** GIVEN RECORDS **
_ _ _ _ _

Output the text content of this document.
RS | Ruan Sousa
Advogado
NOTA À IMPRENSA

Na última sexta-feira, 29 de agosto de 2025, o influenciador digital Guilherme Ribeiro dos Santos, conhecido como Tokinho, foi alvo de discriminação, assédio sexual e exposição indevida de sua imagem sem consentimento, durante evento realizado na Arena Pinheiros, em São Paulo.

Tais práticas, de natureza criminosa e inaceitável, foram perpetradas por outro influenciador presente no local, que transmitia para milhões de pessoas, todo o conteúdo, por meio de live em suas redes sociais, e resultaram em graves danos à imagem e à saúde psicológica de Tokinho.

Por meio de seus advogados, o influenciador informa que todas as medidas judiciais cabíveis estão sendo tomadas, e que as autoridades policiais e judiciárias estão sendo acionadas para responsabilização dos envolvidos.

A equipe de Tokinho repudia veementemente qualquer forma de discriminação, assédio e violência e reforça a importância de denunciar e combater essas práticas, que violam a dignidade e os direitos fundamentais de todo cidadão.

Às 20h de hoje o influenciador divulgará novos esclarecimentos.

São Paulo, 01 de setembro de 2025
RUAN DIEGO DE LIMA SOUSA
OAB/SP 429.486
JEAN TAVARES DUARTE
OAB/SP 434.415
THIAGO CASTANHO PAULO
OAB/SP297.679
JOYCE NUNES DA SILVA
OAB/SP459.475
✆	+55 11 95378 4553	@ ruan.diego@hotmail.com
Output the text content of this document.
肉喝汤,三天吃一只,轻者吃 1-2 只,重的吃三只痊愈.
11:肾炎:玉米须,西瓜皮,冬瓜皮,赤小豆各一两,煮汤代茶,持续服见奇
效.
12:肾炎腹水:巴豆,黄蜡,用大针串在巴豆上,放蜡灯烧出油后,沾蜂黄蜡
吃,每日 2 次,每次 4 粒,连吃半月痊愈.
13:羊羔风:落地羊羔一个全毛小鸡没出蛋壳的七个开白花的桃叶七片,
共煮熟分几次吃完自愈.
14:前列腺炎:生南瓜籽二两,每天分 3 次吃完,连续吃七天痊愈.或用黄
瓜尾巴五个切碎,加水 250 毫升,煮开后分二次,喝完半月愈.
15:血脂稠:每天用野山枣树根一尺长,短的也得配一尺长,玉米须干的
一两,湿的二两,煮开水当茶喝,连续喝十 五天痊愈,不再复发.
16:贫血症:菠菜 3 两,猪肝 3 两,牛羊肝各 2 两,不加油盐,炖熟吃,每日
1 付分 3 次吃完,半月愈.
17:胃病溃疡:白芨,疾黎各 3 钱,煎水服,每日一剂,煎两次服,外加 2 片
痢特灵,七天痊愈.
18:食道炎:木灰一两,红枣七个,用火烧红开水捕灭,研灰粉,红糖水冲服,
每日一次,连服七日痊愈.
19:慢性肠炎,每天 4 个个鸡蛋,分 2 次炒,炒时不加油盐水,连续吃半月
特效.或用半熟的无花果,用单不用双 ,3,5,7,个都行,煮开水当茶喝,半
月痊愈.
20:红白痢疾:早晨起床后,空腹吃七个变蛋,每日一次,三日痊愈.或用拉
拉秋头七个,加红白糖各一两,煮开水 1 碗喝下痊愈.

_ _ _ _ _

** TASK DIRECTIONS **
Show every line above in which the word "imagem" occurs.

** TASK OUTPUT **
Na última sexta-feira, 29 de agosto de 2025, o influenciador digital Guilherme Ribeiro dos Santos, conhecido como Tokinho, foi alvo de discriminação, assédio sexual e exposição indevida de sua imagem sem consentimento, durante evento realizado na Arena Pinheiros, em São Paulo.
Tais práticas, de natureza criminosa e inaceitável, foram perpetradas por outro influenciador presente no local, que transmitia para milhões de pessoas, todo o conteúdo, por meio de live em suas redes sociais, e resultaram em graves danos à imagem e à saúde psicológica de Tokinho.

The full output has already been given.